- _Data rows_
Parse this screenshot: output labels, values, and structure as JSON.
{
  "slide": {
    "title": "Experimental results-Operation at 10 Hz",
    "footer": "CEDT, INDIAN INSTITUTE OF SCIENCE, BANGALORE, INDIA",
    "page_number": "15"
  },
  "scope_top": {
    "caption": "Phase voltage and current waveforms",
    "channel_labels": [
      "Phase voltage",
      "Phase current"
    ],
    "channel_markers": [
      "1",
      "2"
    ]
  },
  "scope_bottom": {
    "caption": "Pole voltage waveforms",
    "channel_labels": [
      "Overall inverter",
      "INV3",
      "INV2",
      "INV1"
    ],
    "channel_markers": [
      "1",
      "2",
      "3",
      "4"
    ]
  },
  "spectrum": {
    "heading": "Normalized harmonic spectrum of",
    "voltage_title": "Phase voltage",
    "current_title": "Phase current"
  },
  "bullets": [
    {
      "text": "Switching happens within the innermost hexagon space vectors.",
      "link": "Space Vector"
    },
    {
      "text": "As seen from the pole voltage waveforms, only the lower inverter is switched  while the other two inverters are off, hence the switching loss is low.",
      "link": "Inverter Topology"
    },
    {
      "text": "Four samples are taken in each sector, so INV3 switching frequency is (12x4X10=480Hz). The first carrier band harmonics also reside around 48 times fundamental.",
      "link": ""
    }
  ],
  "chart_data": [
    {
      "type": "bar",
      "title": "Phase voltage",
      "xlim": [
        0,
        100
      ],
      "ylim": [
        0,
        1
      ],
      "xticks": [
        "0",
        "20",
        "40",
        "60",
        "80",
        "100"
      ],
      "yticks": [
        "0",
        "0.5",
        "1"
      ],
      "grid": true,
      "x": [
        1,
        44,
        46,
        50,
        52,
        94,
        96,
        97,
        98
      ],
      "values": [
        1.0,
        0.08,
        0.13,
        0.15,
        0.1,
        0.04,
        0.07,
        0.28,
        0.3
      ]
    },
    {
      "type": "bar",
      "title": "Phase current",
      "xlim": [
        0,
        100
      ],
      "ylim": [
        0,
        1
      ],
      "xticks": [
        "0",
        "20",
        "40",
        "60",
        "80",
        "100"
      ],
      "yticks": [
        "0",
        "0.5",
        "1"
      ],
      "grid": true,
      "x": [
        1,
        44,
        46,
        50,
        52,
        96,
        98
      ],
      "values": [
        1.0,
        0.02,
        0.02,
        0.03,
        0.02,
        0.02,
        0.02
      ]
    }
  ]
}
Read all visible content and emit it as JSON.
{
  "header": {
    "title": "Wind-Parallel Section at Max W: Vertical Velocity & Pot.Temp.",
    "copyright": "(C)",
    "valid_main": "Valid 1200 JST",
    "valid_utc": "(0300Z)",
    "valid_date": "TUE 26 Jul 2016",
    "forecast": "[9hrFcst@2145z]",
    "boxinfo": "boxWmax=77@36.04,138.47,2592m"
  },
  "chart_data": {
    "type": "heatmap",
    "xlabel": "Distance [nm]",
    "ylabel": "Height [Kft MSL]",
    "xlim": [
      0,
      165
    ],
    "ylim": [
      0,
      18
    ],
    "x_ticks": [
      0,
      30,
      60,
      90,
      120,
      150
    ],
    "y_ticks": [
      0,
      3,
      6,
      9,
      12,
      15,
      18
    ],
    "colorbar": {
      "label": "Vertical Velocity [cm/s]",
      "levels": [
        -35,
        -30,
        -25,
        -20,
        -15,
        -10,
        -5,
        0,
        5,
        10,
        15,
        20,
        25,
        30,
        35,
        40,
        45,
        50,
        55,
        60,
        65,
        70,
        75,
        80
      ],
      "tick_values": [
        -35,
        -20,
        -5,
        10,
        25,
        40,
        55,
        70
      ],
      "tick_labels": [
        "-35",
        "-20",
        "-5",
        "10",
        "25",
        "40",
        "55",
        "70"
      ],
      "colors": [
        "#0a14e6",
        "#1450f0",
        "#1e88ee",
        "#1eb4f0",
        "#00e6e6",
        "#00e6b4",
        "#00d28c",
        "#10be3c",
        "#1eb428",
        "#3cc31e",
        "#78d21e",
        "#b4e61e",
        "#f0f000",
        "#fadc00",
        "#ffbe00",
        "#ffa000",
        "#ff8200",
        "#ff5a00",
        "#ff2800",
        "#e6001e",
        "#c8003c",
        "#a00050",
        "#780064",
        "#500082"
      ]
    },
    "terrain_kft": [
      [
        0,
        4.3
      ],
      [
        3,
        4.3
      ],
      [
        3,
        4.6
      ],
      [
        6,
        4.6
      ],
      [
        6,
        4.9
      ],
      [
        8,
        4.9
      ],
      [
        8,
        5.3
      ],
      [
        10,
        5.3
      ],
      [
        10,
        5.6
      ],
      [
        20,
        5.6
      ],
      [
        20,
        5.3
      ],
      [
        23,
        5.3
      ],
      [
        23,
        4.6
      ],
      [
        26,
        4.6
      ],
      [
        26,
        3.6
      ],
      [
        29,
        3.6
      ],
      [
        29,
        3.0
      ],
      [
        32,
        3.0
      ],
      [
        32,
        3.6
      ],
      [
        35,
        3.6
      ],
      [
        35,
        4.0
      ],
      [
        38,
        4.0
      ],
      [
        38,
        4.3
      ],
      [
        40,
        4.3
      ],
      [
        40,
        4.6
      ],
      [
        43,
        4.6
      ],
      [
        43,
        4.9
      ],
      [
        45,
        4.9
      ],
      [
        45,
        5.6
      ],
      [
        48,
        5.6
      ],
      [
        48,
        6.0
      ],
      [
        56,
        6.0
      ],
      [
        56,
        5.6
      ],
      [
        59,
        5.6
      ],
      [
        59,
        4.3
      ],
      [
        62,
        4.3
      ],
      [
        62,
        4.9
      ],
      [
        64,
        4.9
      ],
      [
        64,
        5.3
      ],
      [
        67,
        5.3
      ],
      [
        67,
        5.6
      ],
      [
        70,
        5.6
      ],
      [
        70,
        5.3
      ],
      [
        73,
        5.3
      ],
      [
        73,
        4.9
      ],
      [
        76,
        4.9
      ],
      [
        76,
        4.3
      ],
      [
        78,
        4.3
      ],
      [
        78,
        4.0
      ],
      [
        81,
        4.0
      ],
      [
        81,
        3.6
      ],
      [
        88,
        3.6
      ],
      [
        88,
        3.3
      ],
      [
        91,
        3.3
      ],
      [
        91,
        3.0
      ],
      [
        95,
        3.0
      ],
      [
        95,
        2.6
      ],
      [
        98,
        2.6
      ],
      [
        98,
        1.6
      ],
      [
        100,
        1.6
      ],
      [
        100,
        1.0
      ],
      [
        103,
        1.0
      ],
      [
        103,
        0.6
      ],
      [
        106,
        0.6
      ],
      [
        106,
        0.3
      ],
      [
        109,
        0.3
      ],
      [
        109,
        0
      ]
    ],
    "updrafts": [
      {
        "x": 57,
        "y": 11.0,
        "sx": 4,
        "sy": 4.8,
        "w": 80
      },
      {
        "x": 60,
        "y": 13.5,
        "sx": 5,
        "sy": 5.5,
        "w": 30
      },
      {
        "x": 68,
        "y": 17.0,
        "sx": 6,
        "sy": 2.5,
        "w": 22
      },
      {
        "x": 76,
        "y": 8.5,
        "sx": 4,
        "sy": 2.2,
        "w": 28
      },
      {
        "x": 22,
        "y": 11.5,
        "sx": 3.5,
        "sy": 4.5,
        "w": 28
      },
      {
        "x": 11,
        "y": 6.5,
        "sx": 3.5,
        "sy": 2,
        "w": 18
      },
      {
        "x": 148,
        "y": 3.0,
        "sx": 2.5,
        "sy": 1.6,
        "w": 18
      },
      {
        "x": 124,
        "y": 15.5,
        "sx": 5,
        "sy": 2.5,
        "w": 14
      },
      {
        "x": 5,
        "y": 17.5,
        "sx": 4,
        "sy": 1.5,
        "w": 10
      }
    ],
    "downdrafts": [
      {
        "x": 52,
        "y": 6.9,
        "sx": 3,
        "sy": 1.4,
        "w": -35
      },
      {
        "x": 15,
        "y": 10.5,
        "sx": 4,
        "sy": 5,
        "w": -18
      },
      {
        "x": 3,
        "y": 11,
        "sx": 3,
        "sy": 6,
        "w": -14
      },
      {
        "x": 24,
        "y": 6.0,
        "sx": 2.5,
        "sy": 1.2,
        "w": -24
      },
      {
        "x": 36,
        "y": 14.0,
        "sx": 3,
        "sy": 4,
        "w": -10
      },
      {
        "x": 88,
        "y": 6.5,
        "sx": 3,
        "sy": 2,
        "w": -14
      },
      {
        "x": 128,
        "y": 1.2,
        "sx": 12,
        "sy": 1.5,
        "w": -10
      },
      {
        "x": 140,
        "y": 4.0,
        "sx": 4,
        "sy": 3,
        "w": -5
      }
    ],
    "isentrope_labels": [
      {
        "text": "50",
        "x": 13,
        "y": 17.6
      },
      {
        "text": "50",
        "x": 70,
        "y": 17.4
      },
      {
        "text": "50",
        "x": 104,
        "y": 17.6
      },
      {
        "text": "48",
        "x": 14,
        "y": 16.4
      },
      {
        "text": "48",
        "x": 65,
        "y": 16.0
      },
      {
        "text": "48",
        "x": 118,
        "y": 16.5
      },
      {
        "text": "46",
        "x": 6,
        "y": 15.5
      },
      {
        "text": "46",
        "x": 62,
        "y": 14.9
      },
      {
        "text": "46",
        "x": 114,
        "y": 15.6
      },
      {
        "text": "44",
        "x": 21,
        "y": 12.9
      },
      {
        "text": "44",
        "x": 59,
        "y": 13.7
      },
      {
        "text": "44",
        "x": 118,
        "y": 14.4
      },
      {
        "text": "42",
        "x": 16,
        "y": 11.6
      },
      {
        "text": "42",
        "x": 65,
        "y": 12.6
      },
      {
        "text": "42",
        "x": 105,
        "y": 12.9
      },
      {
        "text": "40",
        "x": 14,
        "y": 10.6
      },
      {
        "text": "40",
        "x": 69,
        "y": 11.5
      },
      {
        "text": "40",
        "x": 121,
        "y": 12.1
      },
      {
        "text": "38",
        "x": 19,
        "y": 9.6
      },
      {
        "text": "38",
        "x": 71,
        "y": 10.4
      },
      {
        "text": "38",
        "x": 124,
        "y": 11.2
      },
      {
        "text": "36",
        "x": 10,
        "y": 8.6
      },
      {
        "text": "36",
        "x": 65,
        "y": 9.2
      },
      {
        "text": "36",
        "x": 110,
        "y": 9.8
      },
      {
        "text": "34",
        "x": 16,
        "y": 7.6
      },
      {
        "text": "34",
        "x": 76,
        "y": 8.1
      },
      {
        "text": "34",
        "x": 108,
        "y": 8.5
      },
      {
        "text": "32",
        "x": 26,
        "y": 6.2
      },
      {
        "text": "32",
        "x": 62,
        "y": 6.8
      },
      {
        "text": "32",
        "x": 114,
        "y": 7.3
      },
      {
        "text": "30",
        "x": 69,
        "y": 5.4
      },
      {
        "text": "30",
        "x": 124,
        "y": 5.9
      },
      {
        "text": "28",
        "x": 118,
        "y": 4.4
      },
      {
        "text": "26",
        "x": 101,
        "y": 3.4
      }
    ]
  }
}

- _Job_
Report how many lines of the listing above include the word "spectrum". Say nothing but the number.

- _Answer for this exercise_
2